Saved data entries:
** Begin **

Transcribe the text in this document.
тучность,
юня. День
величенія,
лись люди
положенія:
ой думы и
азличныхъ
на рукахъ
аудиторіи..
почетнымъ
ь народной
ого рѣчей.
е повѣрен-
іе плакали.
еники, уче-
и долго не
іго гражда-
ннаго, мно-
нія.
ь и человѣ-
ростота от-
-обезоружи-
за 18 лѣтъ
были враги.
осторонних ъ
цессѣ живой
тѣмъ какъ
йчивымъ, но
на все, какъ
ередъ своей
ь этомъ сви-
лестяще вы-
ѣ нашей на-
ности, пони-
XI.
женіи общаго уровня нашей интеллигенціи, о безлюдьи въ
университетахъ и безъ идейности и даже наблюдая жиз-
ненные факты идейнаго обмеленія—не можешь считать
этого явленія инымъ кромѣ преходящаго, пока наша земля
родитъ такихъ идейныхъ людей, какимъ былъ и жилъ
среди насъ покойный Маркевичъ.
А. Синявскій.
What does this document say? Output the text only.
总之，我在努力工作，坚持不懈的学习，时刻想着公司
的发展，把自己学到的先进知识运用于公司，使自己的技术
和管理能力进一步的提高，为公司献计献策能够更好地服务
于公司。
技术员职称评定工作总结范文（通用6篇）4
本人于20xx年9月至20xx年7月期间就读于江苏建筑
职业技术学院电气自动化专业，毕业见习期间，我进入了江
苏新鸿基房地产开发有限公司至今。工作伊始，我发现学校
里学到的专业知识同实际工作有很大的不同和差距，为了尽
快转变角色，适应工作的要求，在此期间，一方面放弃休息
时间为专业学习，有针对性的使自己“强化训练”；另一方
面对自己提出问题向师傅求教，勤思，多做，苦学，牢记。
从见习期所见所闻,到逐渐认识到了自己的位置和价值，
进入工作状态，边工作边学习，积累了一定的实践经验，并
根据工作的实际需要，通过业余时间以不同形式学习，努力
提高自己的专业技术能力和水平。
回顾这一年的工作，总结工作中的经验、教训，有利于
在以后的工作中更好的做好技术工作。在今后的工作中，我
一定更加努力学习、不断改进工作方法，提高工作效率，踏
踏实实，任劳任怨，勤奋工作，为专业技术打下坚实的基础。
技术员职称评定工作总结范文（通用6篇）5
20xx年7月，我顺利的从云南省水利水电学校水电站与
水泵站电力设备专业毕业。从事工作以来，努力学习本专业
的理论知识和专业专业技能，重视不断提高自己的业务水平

** End **

Exercise directions »
Check each line of the records for the word "this", and show the lines that contain it.

Answer to the exercise »
Transcribe the text in this document.
What does this document say? Output the text only.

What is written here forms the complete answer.